■ **EXERCISE BRIEF**: All of the records below should be output exactly.

■ **DATASET ROWS**:
------------
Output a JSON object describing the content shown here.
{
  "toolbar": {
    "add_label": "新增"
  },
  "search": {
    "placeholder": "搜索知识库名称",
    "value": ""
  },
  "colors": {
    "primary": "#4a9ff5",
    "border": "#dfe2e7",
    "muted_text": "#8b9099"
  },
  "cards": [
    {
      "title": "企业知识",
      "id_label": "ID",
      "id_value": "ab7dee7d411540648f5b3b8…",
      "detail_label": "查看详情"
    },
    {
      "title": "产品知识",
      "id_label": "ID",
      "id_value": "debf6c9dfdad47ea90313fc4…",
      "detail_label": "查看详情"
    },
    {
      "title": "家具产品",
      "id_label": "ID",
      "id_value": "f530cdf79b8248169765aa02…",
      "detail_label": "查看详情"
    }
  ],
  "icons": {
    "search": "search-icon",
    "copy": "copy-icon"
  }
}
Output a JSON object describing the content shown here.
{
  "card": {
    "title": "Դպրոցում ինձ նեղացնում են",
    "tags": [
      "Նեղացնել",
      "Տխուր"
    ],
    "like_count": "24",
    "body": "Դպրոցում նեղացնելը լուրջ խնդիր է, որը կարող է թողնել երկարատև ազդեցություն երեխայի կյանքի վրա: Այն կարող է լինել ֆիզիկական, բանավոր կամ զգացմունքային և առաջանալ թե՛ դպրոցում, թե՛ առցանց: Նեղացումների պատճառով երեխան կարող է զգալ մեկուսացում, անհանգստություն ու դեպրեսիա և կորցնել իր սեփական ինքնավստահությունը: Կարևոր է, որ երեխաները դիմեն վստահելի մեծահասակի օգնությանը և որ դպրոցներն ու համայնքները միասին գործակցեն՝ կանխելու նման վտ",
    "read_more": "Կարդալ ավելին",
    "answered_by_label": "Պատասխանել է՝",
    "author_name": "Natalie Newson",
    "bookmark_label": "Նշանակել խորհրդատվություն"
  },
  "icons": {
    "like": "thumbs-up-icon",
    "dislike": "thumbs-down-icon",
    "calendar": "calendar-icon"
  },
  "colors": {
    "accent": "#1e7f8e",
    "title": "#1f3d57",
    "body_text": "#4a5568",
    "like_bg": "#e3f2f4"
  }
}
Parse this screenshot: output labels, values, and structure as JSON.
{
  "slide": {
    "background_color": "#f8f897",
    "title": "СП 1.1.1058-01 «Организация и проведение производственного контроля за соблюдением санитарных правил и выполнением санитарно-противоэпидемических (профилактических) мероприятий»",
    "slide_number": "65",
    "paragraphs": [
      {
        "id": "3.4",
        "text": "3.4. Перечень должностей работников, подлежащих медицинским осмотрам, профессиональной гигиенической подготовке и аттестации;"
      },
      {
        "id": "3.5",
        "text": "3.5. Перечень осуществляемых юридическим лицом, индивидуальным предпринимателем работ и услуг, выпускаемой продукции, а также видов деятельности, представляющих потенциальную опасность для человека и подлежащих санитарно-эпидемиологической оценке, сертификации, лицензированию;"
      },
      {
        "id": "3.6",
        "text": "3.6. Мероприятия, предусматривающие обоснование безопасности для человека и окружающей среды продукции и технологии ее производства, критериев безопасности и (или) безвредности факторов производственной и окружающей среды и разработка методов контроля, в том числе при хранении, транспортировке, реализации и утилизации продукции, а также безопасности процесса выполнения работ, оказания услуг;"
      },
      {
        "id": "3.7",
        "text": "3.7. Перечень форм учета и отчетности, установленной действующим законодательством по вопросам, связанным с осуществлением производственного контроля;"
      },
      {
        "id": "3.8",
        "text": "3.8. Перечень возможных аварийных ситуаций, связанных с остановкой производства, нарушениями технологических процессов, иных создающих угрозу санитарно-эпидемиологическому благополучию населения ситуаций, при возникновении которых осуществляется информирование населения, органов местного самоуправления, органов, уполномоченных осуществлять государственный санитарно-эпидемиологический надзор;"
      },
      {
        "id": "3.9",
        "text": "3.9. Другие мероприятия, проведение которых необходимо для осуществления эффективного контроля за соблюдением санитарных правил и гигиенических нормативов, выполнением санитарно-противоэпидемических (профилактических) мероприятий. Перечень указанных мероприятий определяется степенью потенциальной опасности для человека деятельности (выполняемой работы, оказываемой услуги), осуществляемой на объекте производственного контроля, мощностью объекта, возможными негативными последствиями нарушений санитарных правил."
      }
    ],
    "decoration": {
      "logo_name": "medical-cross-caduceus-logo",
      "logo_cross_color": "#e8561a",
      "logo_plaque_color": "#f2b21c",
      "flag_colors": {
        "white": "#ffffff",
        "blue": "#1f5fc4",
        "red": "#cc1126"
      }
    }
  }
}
------------
■ **RESULT**:
Output a JSON object describing the content shown here.
{
  "toolbar": {
    "add_label": "新增"
  },
  "search": {
    "placeholder": "搜索知识库名称",
    "value": ""
  },
  "colors": {
    "primary": "#4a9ff5",
    "border": "#dfe2e7",
    "muted_text": "#8b9099"
  },
  "cards": [
    {
      "title": "企业知识",
      "id_label": "ID",
      "id_value": "ab7dee7d411540648f5b3b8…",
      "detail_label": "查看详情"
    },
    {
      "title": "产品知识",
      "id_label": "ID",
      "id_value": "debf6c9dfdad47ea90313fc4…",
      "detail_label": "查看详情"
    },
    {
      "title": "家具产品",
      "id_label": "ID",
      "id_value": "f530cdf79b8248169765aa02…",
      "detail_label": "查看详情"
    }
  ],
  "icons": {
    "search": "search-icon",
    "copy": "copy-icon"
  }
}
Output a JSON object describing the content shown here.
{
  "card": {
    "title": "Դպրոցում ինձ նեղացնում են",
    "tags": [
      "Նեղացնել",
      "Տխուր"
    ],
    "like_count": "24",
    "body": "Դպրոցում նեղացնելը լուրջ խնդիր է, որը կարող է թողնել երկարատև ազդեցություն երեխայի կյանքի վրա: Այն կարող է լինել ֆիզիկական, բանավոր կամ զգացմունքային և առաջանալ թե՛ դպրոցում, թե՛ առցանց: Նեղացումների պատճառով երեխան կարող է զգալ մեկուսացում, անհանգստություն ու դեպրեսիա և կորցնել իր սեփական ինքնավստահությունը: Կարևոր է, որ երեխաները դիմեն վստահելի մեծահասակի օգնությանը և որ դպրոցներն ու համայնքները միասին գործակցեն՝ կանխելու նման վտ",
    "read_more": "Կարդալ ավելին",
    "answered_by_label": "Պատասխանել է՝",
    "author_name": "Natalie Newson",
    "bookmark_label": "Նշանակել խորհրդատվություն"
  },
  "icons": {
    "like": "thumbs-up-icon",
    "dislike": "thumbs-down-icon",
    "calendar": "calendar-icon"
  },
  "colors": {
    "accent": "#1e7f8e",
    "title": "#1f3d57",
    "body_text": "#4a5568",
    "like_bg": "#e3f2f4"
  }
}
Parse this screenshot: output labels, values, and structure as JSON.
{
  "slide": {
    "background_color": "#f8f897",
    "title": "СП 1.1.1058-01 «Организация и проведение производственного контроля за соблюдением санитарных правил и выполнением санитарно-противоэпидемических (профилактических) мероприятий»",
    "slide_number": "65",
    "paragraphs": [
      {
        "id": "3.4",
        "text": "3.4. Перечень должностей работников, подлежащих медицинским осмотрам, профессиональной гигиенической подготовке и аттестации;"
      },
      {
        "id": "3.5",
        "text": "3.5. Перечень осуществляемых юридическим лицом, индивидуальным предпринимателем работ и услуг, выпускаемой продукции, а также видов деятельности, представляющих потенциальную опасность для человека и подлежащих санитарно-эпидемиологической оценке, сертификации, лицензированию;"
      },
      {
        "id": "3.6",
        "text": "3.6. Мероприятия, предусматривающие обоснование безопасности для человека и окружающей среды продукции и технологии ее производства, критериев безопасности и (или) безвредности факторов производственной и окружающей среды и разработка методов контроля, в том числе при хранении, транспортировке, реализации и утилизации продукции, а также безопасности процесса выполнения работ, оказания услуг;"
      },
      {
        "id": "3.7",
        "text": "3.7. Перечень форм учета и отчетности, установленной действующим законодательством по вопросам, связанным с осуществлением производственного контроля;"
      },
      {
        "id": "3.8",
        "text": "3.8. Перечень возможных аварийных ситуаций, связанных с остановкой производства, нарушениями технологических процессов, иных создающих угрозу санитарно-эпидемиологическому благополучию населения ситуаций, при возникновении которых осуществляется информирование населения, органов местного самоуправления, органов, уполномоченных осуществлять государственный санитарно-эпидемиологический надзор;"
      },
      {
        "id": "3.9",
        "text": "3.9. Другие мероприятия, проведение которых необходимо для осуществления эффективного контроля за соблюдением санитарных правил и гигиенических нормативов, выполнением санитарно-противоэпидемических (профилактических) мероприятий. Перечень указанных мероприятий определяется степенью потенциальной опасности для человека деятельности (выполняемой работы, оказываемой услуги), осуществляемой на объекте производственного контроля, мощностью объекта, возможными негативными последствиями нарушений санитарных правил."
      }
    ],
    "decoration": {
      "logo_name": "medical-cross-caduceus-logo",
      "logo_cross_color": "#e8561a",
      "logo_plaque_color": "#f2b21c",
      "flag_colors": {
        "white": "#ffffff",
        "blue": "#1f5fc4",
        "red": "#cc1126"
      }
    }
  }
}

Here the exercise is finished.